Set exercise
List the lines of this listing that hold the word "triangle".

Given records
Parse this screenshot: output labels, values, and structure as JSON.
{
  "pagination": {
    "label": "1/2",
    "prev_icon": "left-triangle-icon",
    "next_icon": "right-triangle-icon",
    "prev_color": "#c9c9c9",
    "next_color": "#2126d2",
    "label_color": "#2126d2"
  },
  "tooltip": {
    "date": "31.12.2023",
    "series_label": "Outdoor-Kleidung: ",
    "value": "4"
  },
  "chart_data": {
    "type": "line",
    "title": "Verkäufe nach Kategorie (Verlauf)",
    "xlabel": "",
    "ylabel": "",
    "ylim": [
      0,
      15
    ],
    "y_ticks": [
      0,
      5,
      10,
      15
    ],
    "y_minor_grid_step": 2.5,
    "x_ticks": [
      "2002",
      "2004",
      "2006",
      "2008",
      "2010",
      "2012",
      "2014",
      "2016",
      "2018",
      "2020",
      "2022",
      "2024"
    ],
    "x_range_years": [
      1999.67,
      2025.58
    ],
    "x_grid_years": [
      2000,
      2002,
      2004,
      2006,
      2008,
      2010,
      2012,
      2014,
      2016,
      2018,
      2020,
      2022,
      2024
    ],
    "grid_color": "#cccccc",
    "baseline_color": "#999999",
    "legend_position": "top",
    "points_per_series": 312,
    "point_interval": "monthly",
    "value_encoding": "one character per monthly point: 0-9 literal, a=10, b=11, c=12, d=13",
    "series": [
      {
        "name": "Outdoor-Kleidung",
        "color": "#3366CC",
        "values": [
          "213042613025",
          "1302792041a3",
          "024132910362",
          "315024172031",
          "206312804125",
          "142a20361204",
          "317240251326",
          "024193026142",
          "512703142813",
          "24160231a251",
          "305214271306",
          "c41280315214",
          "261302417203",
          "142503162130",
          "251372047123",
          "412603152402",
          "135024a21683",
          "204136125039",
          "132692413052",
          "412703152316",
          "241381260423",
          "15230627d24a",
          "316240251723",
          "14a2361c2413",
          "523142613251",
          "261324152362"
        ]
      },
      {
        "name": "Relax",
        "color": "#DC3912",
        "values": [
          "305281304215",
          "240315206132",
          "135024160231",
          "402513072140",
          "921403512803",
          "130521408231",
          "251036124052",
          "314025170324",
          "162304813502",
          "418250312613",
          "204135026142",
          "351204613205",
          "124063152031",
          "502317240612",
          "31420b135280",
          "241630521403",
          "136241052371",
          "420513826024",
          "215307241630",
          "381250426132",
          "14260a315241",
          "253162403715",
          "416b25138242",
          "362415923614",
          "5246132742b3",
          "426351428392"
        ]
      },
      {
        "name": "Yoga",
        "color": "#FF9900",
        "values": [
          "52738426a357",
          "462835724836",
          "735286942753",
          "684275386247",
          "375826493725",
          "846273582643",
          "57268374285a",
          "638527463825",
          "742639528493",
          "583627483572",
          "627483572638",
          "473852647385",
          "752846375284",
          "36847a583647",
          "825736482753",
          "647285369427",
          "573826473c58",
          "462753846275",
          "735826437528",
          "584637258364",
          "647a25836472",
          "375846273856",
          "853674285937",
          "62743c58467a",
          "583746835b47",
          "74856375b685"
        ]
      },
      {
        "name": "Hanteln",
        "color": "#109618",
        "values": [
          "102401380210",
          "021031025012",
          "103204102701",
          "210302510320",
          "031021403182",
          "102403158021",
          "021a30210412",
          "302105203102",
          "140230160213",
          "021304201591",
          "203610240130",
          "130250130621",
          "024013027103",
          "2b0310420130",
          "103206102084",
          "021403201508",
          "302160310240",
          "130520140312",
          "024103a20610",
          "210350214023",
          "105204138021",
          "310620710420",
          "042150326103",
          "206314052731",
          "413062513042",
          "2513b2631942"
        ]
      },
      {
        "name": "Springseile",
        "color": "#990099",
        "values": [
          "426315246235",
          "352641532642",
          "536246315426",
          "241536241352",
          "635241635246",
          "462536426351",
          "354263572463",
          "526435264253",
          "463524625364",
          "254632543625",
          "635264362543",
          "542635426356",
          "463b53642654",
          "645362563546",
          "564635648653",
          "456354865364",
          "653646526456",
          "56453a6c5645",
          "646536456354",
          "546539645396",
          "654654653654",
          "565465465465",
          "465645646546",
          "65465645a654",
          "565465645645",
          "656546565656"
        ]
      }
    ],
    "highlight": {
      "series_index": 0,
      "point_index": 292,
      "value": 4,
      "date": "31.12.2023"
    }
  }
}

Full output
    "prev_icon": "left-triangle-icon",
    "next_icon": "right-triangle-icon",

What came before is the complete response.